• **Task prompt**
Find every line in the records below that contains the word "quodam", and copy each such line.

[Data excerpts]
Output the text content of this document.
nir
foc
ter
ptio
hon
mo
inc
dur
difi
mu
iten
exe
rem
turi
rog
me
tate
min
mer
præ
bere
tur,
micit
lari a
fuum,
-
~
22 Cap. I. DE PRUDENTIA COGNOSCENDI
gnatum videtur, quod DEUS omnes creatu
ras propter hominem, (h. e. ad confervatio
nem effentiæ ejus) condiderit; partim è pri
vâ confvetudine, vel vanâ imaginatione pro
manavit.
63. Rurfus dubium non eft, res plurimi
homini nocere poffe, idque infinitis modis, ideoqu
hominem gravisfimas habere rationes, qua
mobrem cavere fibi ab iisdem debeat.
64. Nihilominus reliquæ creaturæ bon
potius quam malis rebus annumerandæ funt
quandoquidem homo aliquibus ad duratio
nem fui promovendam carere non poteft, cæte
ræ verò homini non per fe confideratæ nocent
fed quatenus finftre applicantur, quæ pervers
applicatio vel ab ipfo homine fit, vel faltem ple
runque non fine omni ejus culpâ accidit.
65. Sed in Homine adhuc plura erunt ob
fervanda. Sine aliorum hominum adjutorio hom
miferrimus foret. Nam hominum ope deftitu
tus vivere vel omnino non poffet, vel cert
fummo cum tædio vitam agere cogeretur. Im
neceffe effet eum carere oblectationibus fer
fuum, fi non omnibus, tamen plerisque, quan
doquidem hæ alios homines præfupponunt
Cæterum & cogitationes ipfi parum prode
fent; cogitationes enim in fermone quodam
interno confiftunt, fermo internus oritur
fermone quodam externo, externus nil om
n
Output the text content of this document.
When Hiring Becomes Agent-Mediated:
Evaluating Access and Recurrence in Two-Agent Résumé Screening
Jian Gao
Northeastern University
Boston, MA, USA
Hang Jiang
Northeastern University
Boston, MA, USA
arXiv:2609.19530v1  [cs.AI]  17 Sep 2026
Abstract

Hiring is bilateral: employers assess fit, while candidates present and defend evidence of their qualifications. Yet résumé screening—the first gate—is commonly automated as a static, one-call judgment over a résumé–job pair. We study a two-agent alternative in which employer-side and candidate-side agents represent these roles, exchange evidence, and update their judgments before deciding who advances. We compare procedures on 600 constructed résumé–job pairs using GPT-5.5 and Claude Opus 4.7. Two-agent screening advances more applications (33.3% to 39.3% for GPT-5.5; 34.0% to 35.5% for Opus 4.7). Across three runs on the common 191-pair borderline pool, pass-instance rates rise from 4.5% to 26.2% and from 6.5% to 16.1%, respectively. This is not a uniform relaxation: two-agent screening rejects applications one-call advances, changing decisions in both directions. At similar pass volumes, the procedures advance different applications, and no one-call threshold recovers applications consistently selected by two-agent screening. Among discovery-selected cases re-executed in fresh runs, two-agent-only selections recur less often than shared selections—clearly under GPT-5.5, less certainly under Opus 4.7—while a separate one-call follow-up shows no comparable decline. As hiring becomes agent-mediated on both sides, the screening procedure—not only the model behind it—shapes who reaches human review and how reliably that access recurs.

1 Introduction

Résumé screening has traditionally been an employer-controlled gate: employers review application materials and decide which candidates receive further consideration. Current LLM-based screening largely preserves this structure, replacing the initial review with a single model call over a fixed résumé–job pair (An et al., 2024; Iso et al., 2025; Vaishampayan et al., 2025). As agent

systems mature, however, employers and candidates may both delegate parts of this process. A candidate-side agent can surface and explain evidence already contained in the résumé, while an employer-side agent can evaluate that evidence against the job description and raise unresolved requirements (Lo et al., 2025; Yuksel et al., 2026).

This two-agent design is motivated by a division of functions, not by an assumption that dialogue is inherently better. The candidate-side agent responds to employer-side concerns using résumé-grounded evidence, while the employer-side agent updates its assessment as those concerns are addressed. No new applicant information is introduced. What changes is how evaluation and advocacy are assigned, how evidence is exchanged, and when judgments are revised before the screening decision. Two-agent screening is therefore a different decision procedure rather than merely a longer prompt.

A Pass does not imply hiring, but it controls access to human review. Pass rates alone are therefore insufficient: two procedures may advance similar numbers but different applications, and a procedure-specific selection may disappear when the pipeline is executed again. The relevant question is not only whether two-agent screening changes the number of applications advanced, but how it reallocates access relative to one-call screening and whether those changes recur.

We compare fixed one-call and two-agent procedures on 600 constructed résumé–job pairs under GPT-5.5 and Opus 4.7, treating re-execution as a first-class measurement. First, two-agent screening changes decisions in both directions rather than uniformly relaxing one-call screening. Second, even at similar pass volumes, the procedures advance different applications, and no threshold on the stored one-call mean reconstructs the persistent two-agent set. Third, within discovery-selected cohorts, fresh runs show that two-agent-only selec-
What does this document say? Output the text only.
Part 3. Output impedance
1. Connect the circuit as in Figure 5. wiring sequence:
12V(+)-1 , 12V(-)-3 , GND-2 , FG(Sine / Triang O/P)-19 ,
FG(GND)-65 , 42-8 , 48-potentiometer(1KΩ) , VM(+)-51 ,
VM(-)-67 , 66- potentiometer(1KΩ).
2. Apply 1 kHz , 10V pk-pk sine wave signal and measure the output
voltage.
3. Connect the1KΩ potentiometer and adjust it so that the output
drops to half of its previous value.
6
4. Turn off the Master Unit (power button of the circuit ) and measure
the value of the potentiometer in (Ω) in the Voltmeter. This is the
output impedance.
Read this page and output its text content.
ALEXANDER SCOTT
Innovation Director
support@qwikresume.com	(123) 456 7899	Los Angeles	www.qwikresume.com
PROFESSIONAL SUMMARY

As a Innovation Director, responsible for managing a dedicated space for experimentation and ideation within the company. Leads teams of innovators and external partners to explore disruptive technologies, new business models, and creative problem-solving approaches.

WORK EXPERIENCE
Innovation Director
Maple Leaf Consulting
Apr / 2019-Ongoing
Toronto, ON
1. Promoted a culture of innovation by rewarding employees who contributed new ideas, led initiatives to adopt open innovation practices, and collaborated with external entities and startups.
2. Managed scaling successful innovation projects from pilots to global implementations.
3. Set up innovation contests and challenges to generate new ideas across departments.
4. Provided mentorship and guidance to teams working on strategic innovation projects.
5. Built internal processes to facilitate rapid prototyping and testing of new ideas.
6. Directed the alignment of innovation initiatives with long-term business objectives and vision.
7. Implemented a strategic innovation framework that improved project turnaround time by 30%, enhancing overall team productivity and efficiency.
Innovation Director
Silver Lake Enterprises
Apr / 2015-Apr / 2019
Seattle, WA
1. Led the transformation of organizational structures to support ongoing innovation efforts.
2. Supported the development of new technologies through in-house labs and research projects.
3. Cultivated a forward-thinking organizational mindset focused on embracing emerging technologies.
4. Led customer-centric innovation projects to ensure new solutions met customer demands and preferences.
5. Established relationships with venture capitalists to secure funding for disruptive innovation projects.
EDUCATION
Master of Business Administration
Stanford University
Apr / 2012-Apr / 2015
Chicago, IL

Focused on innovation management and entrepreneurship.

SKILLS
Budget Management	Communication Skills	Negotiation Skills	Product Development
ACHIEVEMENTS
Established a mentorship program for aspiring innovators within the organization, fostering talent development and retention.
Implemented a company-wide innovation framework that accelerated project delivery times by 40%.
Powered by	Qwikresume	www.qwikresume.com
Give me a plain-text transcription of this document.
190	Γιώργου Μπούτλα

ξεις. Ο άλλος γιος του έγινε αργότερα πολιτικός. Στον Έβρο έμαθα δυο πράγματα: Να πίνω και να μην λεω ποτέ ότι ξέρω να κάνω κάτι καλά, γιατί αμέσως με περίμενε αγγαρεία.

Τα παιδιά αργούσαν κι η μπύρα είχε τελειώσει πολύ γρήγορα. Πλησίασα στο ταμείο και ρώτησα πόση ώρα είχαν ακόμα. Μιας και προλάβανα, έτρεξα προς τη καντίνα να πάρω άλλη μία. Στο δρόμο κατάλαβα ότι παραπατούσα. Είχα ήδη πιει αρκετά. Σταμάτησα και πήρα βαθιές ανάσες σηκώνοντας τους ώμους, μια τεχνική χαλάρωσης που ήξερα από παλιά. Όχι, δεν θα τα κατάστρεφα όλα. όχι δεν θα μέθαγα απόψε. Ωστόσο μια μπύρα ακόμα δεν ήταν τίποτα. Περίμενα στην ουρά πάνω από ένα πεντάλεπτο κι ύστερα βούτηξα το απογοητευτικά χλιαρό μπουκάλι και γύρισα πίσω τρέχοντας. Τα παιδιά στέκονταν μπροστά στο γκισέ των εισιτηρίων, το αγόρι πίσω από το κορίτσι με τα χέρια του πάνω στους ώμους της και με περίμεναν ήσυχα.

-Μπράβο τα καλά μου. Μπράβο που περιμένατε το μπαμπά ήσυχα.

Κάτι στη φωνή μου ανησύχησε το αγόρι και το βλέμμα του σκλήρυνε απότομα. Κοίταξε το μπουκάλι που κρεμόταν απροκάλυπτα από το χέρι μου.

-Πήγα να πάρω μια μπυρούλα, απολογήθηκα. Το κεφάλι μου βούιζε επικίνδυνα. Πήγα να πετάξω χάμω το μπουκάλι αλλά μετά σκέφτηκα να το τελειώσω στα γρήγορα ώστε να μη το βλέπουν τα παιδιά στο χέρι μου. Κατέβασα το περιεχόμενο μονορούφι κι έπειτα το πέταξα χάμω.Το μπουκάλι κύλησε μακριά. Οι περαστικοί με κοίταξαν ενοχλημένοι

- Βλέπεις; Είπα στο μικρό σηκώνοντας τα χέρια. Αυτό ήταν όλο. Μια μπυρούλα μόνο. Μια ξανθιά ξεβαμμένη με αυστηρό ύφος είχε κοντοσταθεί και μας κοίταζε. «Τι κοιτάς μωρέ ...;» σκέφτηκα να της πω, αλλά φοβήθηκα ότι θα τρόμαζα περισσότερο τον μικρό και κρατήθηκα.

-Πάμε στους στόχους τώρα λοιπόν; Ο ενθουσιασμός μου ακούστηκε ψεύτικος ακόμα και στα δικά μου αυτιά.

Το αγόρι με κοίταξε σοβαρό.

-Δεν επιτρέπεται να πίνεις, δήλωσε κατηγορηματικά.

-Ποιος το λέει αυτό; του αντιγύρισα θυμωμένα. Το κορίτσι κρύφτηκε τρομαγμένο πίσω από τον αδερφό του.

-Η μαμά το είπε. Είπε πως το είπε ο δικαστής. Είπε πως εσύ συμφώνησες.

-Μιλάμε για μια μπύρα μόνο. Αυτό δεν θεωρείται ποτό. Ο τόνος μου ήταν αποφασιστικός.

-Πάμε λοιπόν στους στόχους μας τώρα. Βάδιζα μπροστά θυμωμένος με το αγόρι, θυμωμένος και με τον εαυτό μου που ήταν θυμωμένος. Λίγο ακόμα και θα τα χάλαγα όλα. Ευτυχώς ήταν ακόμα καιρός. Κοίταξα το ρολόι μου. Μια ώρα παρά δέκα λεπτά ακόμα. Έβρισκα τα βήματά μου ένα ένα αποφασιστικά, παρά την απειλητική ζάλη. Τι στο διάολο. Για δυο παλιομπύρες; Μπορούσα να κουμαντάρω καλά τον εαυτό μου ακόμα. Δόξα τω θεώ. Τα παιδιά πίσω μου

• **Finished task**
fent; cogitationes enim in fermone quodam
fermone quodam externo, externus nil om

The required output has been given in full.